_DIRECTIVE_
Update the stretch from "bar-bps-2017 <box>771 618 839 1367</box>" through "legend: EPS BPS" by replacing "legend" with "key" throughout, leaving everything else unchanged.

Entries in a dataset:

:::

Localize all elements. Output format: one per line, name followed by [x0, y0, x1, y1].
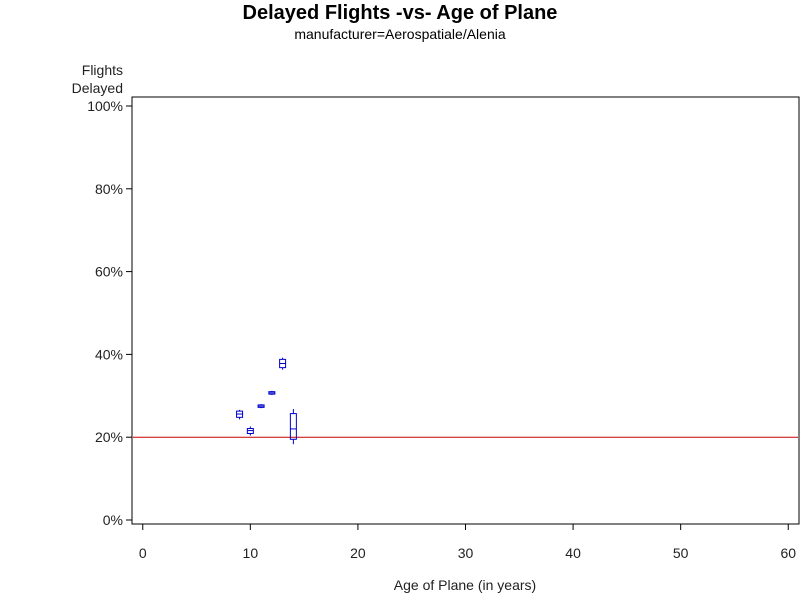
x-tick-label: 0 — [139, 545, 147, 561]
y-axis: 0% 20% 40% 60% 80% 100% — [87, 98, 132, 528]
box-plot — [289, 409, 297, 445]
box-plot — [246, 426, 254, 436]
x-axis: 0 10 20 30 40 50 60 — [139, 524, 796, 561]
y-axis-label-line2: Delayed — [72, 80, 123, 96]
y-tick-label: 80% — [95, 181, 123, 197]
box-body — [289, 413, 297, 440]
y-tick-label: 60% — [95, 264, 123, 280]
box-plot — [279, 357, 287, 370]
x-axis-label: Age of Plane (in years) — [394, 577, 536, 593]
y-tick-label: 0% — [103, 512, 123, 528]
box-plot — [257, 404, 265, 409]
x-tick-label: 20 — [350, 545, 366, 561]
chart-title: Delayed Flights -vs- Age of Plane — [242, 2, 558, 24]
y-tick-label: 20% — [95, 429, 123, 445]
plot-frame — [131, 96, 800, 525]
box-plot — [236, 409, 244, 420]
y-axis-label-line1: Flights — [82, 62, 123, 78]
box-plot — [268, 390, 276, 395]
chart-subtitle: manufacturer=Aerospatiale/Alenia — [294, 26, 506, 42]
x-tick-label: 60 — [780, 545, 796, 561]
x-tick-label: 40 — [565, 545, 581, 561]
x-tick-label: 30 — [458, 545, 474, 561]
y-tick-label: 100% — [87, 98, 123, 114]
x-tick-label: 50 — [673, 545, 689, 561]
box-series — [236, 357, 297, 445]
y-tick-label: 40% — [95, 346, 123, 362]
x-tick-label: 10 — [243, 545, 259, 561]
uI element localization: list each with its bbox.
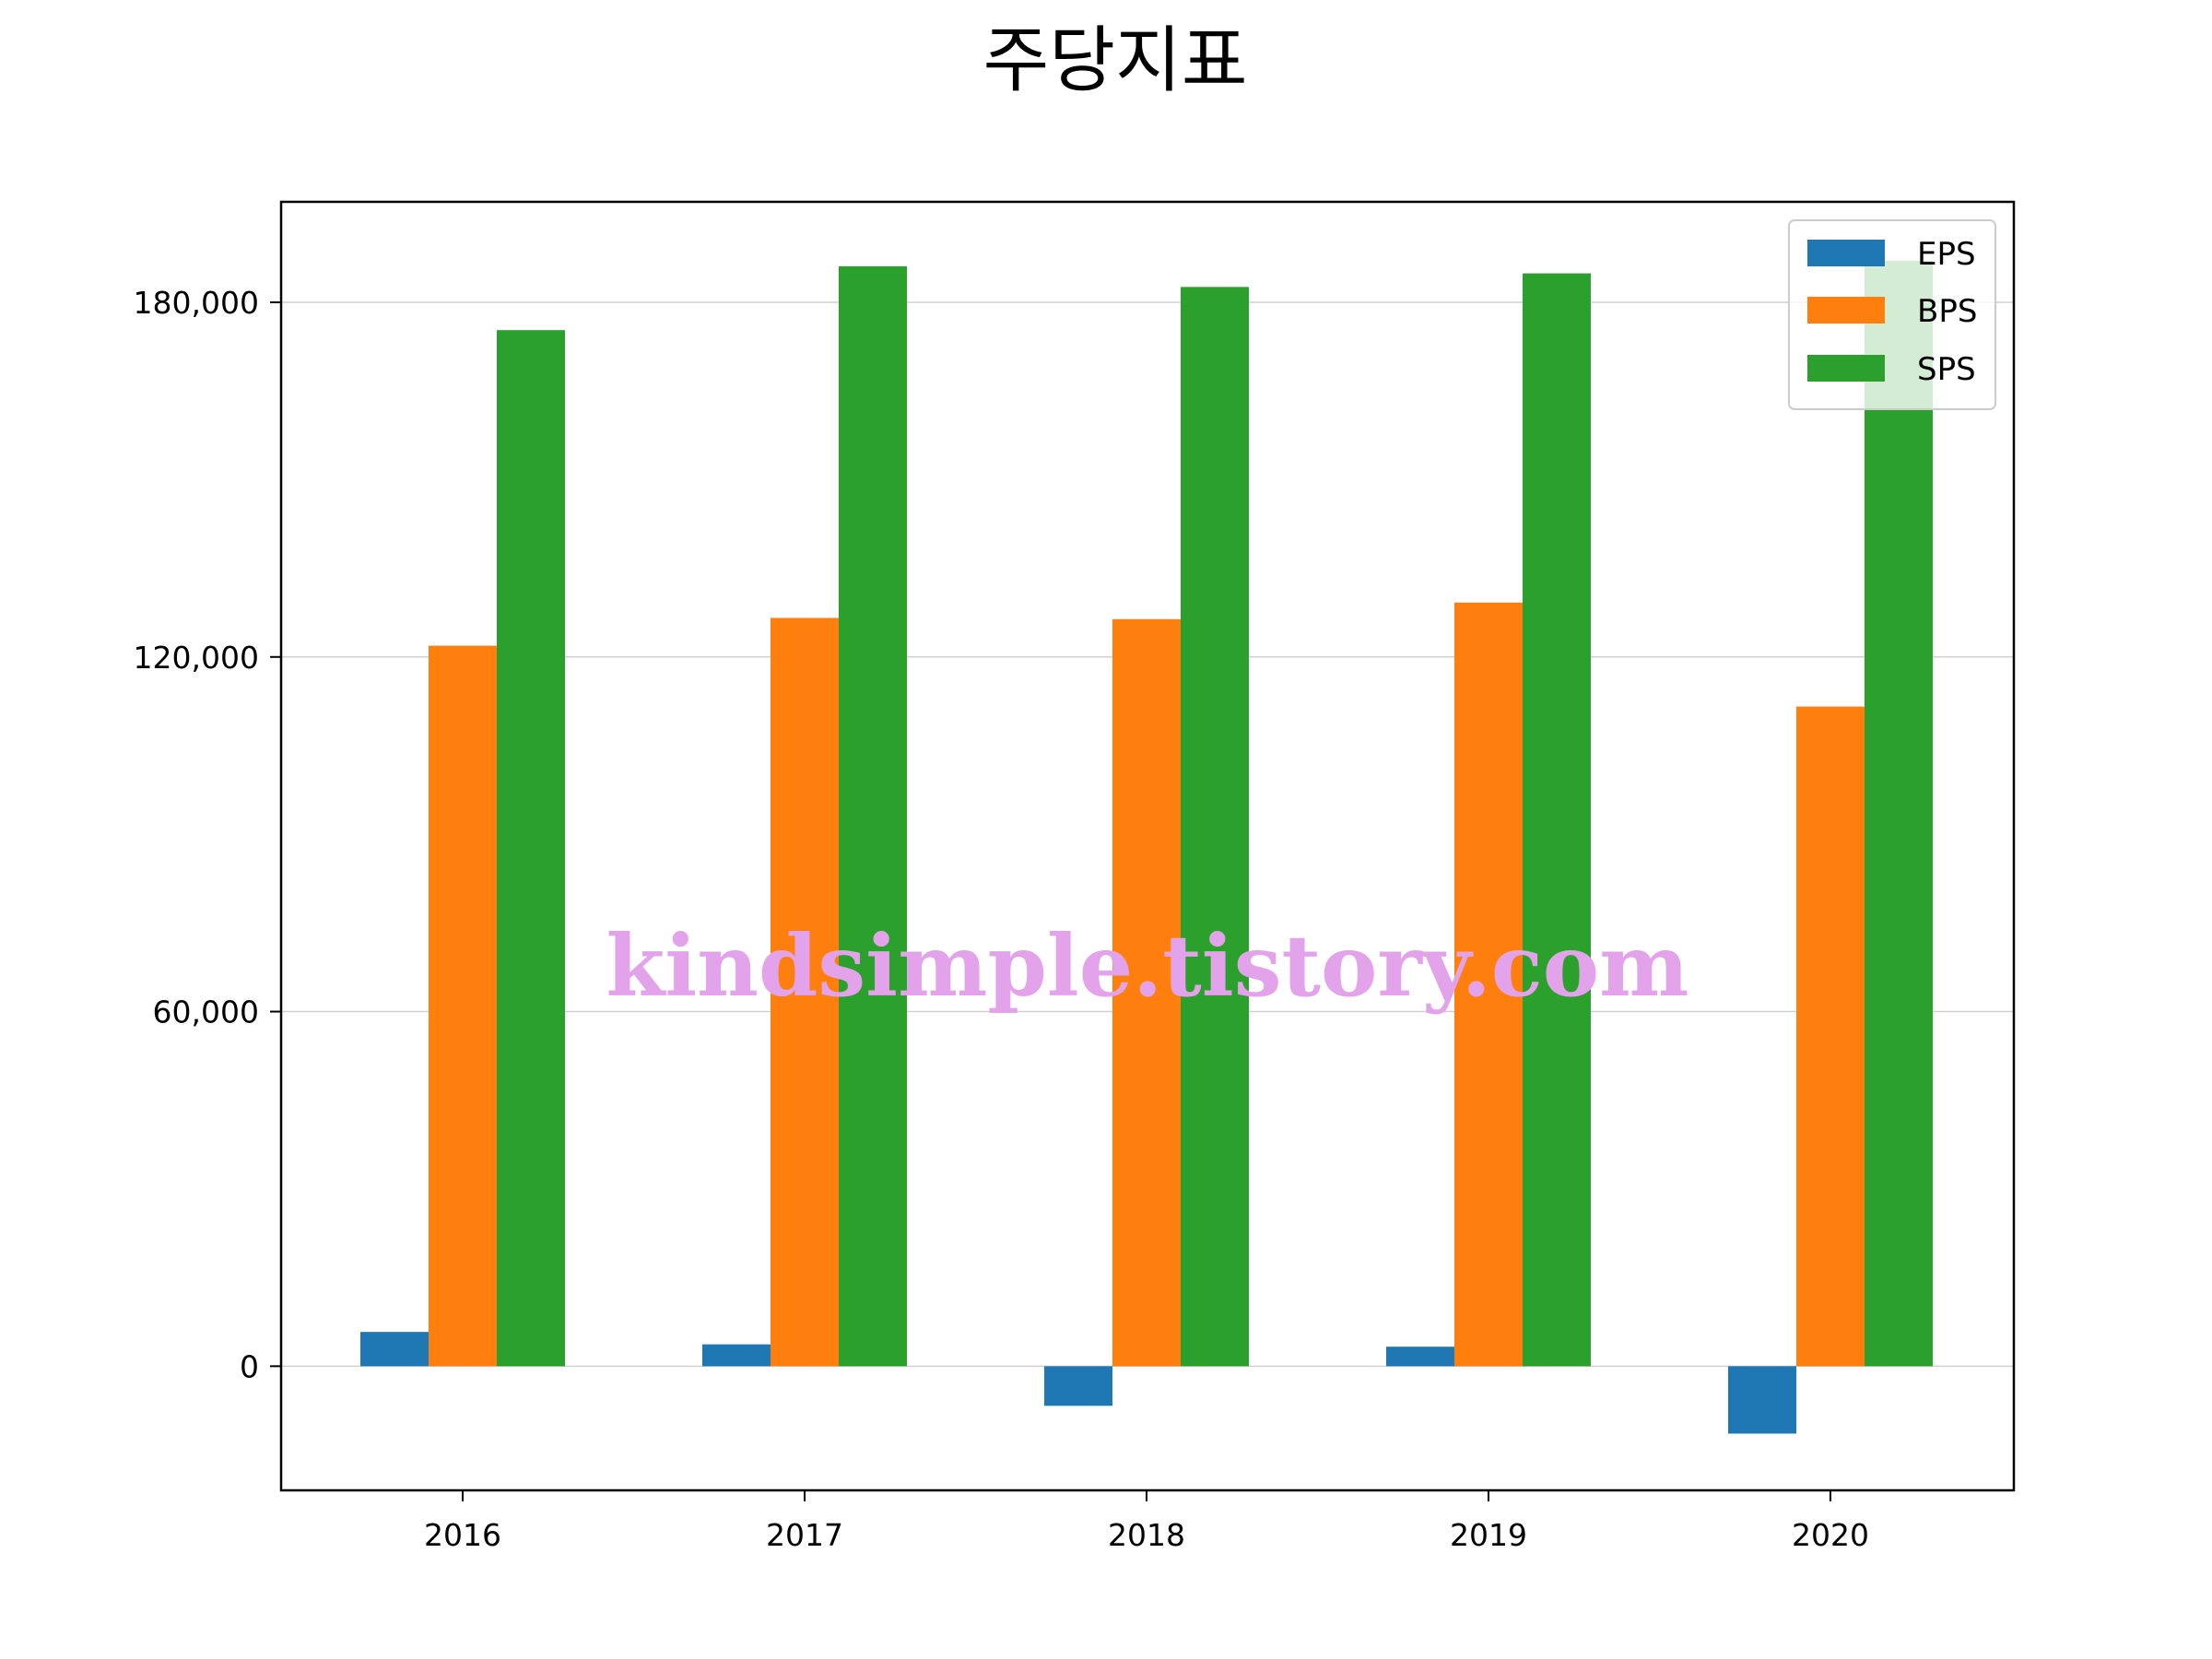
bar-bps-2017 <box>771 618 839 1367</box>
bar-sps-2019 <box>1523 273 1591 1367</box>
x-tick-label-2019: 2019 <box>1450 1517 1527 1553</box>
bar-eps-2018 <box>1044 1366 1112 1406</box>
bar-eps-2020 <box>1728 1366 1796 1434</box>
x-tick-label-2016: 2016 <box>424 1517 501 1553</box>
legend-label-sps: SPS <box>1917 351 1976 388</box>
legend-swatch-bps <box>1807 297 1885 324</box>
bar-eps-2017 <box>702 1344 771 1367</box>
bar-sps-2018 <box>1181 287 1249 1367</box>
legend: EPS BPS SPS <box>1788 219 1996 410</box>
bars <box>360 261 1933 1434</box>
legend-label-eps: EPS <box>1917 236 1976 273</box>
bar-bps-2018 <box>1112 618 1181 1367</box>
tick-labels: 0 60,000 120,000 180,000 2016 2017 2018 2019 202… <box>134 285 1869 1553</box>
y-tick-label-1: 60,000 <box>153 994 259 1030</box>
bar-eps-2019 <box>1386 1347 1454 1367</box>
x-tick-label-2018: 2018 <box>1108 1517 1185 1553</box>
legend-label-bps: BPS <box>1917 293 1977 330</box>
chart-title: 주당지표 <box>982 19 1247 102</box>
bar-bps-2019 <box>1454 602 1523 1367</box>
bar-sps-2017 <box>839 265 907 1367</box>
y-tick-label-0: 0 <box>240 1348 259 1384</box>
bar-bps-2016 <box>429 645 497 1367</box>
bar-bps-2020 <box>1796 706 1865 1367</box>
x-tick-label-2017: 2017 <box>766 1517 843 1553</box>
bar-eps-2016 <box>360 1332 429 1367</box>
legend-swatch-sps <box>1807 355 1885 382</box>
y-tick-label-3: 180,000 <box>134 285 259 321</box>
watermark-text: kindsimple.tistory.com <box>606 916 1688 1016</box>
bar-sps-2016 <box>497 330 565 1367</box>
legend-swatch-eps <box>1807 240 1885 266</box>
y-tick-label-2: 120,000 <box>134 640 259 676</box>
bar-sps-2020 <box>1865 261 1933 1367</box>
x-tick-label-2020: 2020 <box>1792 1517 1869 1553</box>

:::

_RESPONSE TO THIS TASK_
bar-bps-2017 <box>771 618 839 1367</box>
bar-sps-2019 <box>1523 273 1591 1367</box>
x-tick-label-2019: 2019 <box>1450 1517 1527 1553</box>
bar-eps-2018 <box>1044 1366 1112 1406</box>
bar-eps-2020 <box>1728 1366 1796 1434</box>
x-tick-label-2016: 2016 <box>424 1517 501 1553</box>
key-label-sps: SPS <box>1917 351 1976 388</box>
key-swatch-bps <box>1807 297 1885 324</box>
bar-eps-2017 <box>702 1344 771 1367</box>
bar-sps-2018 <box>1181 287 1249 1367</box>
key: EPS BPS SPS <box>1788 219 1996 410</box>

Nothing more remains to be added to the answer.